## Supplied records
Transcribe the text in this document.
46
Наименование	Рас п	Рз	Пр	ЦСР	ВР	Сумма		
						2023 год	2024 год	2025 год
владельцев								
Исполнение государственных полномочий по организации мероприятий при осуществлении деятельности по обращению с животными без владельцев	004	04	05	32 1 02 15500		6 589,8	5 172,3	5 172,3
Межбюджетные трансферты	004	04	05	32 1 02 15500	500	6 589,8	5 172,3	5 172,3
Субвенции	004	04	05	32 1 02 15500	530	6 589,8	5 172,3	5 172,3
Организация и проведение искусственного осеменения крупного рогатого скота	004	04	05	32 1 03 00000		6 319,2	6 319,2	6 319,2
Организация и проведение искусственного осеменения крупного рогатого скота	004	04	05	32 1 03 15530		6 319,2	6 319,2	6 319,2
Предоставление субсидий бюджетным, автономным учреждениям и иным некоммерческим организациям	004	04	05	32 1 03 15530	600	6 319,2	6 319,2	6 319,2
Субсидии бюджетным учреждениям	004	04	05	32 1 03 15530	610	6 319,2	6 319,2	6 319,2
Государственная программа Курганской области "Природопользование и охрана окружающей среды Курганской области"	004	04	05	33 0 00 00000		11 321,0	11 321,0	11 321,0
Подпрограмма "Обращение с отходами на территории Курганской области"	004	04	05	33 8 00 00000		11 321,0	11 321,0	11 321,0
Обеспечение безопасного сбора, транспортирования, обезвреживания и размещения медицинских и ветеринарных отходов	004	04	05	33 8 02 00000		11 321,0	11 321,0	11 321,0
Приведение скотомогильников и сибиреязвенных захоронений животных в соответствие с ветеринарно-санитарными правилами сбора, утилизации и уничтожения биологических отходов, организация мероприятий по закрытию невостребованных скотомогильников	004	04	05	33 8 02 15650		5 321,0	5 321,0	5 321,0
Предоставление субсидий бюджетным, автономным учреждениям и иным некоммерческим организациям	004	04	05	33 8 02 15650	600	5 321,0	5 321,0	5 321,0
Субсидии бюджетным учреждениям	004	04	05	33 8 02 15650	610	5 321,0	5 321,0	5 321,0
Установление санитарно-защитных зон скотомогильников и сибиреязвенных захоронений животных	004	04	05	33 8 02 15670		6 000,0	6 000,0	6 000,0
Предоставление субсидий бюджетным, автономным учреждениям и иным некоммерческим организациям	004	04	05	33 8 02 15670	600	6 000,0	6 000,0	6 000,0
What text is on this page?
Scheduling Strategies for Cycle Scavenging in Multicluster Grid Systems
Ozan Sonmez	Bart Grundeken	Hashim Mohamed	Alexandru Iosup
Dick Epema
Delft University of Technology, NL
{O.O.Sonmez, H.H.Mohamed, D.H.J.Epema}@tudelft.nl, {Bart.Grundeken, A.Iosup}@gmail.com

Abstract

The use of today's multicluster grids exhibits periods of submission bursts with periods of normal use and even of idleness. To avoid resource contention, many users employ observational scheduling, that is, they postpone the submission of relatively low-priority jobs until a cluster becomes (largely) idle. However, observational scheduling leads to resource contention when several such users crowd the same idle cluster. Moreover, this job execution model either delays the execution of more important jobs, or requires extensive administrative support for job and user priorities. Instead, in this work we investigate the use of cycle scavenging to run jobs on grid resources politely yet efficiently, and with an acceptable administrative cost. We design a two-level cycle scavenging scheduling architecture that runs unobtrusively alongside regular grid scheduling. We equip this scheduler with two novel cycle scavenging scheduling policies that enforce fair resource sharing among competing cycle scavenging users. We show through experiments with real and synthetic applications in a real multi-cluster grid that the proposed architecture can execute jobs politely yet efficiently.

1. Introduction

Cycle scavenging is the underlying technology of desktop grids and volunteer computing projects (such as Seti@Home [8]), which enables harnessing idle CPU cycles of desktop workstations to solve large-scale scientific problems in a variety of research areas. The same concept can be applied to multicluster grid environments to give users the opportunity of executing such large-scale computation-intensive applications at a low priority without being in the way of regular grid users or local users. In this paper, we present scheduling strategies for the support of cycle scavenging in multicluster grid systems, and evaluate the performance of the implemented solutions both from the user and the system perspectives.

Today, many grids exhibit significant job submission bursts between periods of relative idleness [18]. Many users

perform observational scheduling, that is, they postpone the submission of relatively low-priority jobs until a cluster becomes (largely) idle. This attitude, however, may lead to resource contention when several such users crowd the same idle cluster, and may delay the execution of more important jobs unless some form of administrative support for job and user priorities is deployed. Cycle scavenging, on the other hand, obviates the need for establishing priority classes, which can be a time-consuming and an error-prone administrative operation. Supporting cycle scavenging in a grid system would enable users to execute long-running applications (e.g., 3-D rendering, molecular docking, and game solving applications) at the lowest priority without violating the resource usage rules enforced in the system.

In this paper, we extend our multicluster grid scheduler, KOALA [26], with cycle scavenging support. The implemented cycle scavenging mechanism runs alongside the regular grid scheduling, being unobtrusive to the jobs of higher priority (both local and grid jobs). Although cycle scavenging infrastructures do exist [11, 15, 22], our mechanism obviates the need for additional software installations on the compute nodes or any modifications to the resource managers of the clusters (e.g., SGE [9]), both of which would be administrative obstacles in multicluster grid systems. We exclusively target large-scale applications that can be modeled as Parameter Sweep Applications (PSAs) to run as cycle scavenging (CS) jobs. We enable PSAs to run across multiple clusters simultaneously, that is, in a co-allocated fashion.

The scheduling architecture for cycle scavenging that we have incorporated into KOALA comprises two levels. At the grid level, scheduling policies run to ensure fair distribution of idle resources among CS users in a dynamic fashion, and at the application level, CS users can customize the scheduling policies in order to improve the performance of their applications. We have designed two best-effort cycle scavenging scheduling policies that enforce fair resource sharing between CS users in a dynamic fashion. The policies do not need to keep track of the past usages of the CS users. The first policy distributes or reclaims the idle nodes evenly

## Task requirements
Your task is to quote the listing above word for word.

## The output
Transcribe the text in this document.
46
Наименование	Рас п	Рз	Пр	ЦСР	ВР	Сумма		
						2023 год	2024 год	2025 год
владельцев								
Исполнение государственных полномочий по организации мероприятий при осуществлении деятельности по обращению с животными без владельцев	004	04	05	32 1 02 15500		6 589,8	5 172,3	5 172,3
Межбюджетные трансферты	004	04	05	32 1 02 15500	500	6 589,8	5 172,3	5 172,3
Субвенции	004	04	05	32 1 02 15500	530	6 589,8	5 172,3	5 172,3
Организация и проведение искусственного осеменения крупного рогатого скота	004	04	05	32 1 03 00000		6 319,2	6 319,2	6 319,2
Организация и проведение искусственного осеменения крупного рогатого скота	004	04	05	32 1 03 15530		6 319,2	6 319,2	6 319,2
Предоставление субсидий бюджетным, автономным учреждениям и иным некоммерческим организациям	004	04	05	32 1 03 15530	600	6 319,2	6 319,2	6 319,2
Субсидии бюджетным учреждениям	004	04	05	32 1 03 15530	610	6 319,2	6 319,2	6 319,2
Государственная программа Курганской области "Природопользование и охрана окружающей среды Курганской области"	004	04	05	33 0 00 00000		11 321,0	11 321,0	11 321,0
Подпрограмма "Обращение с отходами на территории Курганской области"	004	04	05	33 8 00 00000		11 321,0	11 321,0	11 321,0
Обеспечение безопасного сбора, транспортирования, обезвреживания и размещения медицинских и ветеринарных отходов	004	04	05	33 8 02 00000		11 321,0	11 321,0	11 321,0
Приведение скотомогильников и сибиреязвенных захоронений животных в соответствие с ветеринарно-санитарными правилами сбора, утилизации и уничтожения биологических отходов, организация мероприятий по закрытию невостребованных скотомогильников	004	04	05	33 8 02 15650		5 321,0	5 321,0	5 321,0
Предоставление субсидий бюджетным, автономным учреждениям и иным некоммерческим организациям	004	04	05	33 8 02 15650	600	5 321,0	5 321,0	5 321,0
Субсидии бюджетным учреждениям	004	04	05	33 8 02 15650	610	5 321,0	5 321,0	5 321,0
Установление санитарно-защитных зон скотомогильников и сибиреязвенных захоронений животных	004	04	05	33 8 02 15670		6 000,0	6 000,0	6 000,0
Предоставление субсидий бюджетным, автономным учреждениям и иным некоммерческим организациям	004	04	05	33 8 02 15670	600	6 000,0	6 000,0	6 000,0
What text is on this page?
Scheduling Strategies for Cycle Scavenging in Multicluster Grid Systems
Ozan Sonmez	Bart Grundeken	Hashim Mohamed	Alexandru Iosup
Dick Epema
Delft University of Technology, NL
{O.O.Sonmez, H.H.Mohamed, D.H.J.Epema}@tudelft.nl, {Bart.Grundeken, A.Iosup}@gmail.com

Abstract

The use of today's multicluster grids exhibits periods of submission bursts with periods of normal use and even of idleness. To avoid resource contention, many users employ observational scheduling, that is, they postpone the submission of relatively low-priority jobs until a cluster becomes (largely) idle. However, observational scheduling leads to resource contention when several such users crowd the same idle cluster. Moreover, this job execution model either delays the execution of more important jobs, or requires extensive administrative support for job and user priorities. Instead, in this work we investigate the use of cycle scavenging to run jobs on grid resources politely yet efficiently, and with an acceptable administrative cost. We design a two-level cycle scavenging scheduling architecture that runs unobtrusively alongside regular grid scheduling. We equip this scheduler with two novel cycle scavenging scheduling policies that enforce fair resource sharing among competing cycle scavenging users. We show through experiments with real and synthetic applications in a real multi-cluster grid that the proposed architecture can execute jobs politely yet efficiently.

1. Introduction

Cycle scavenging is the underlying technology of desktop grids and volunteer computing projects (such as Seti@Home [8]), which enables harnessing idle CPU cycles of desktop workstations to solve large-scale scientific problems in a variety of research areas. The same concept can be applied to multicluster grid environments to give users the opportunity of executing such large-scale computation-intensive applications at a low priority without being in the way of regular grid users or local users. In this paper, we present scheduling strategies for the support of cycle scavenging in multicluster grid systems, and evaluate the performance of the implemented solutions both from the user and the system perspectives.

Today, many grids exhibit significant job submission bursts between periods of relative idleness [18]. Many users

perform observational scheduling, that is, they postpone the submission of relatively low-priority jobs until a cluster becomes (largely) idle. This attitude, however, may lead to resource contention when several such users crowd the same idle cluster, and may delay the execution of more important jobs unless some form of administrative support for job and user priorities is deployed. Cycle scavenging, on the other hand, obviates the need for establishing priority classes, which can be a time-consuming and an error-prone administrative operation. Supporting cycle scavenging in a grid system would enable users to execute long-running applications (e.g., 3-D rendering, molecular docking, and game solving applications) at the lowest priority without violating the resource usage rules enforced in the system.

In this paper, we extend our multicluster grid scheduler, KOALA [26], with cycle scavenging support. The implemented cycle scavenging mechanism runs alongside the regular grid scheduling, being unobtrusive to the jobs of higher priority (both local and grid jobs). Although cycle scavenging infrastructures do exist [11, 15, 22], our mechanism obviates the need for additional software installations on the compute nodes or any modifications to the resource managers of the clusters (e.g., SGE [9]), both of which would be administrative obstacles in multicluster grid systems. We exclusively target large-scale applications that can be modeled as Parameter Sweep Applications (PSAs) to run as cycle scavenging (CS) jobs. We enable PSAs to run across multiple clusters simultaneously, that is, in a co-allocated fashion.

The scheduling architecture for cycle scavenging that we have incorporated into KOALA comprises two levels. At the grid level, scheduling policies run to ensure fair distribution of idle resources among CS users in a dynamic fashion, and at the application level, CS users can customize the scheduling policies in order to improve the performance of their applications. We have designed two best-effort cycle scavenging scheduling policies that enforce fair resource sharing between CS users in a dynamic fashion. The policies do not need to keep track of the past usages of the CS users. The first policy distributes or reclaims the idle nodes evenly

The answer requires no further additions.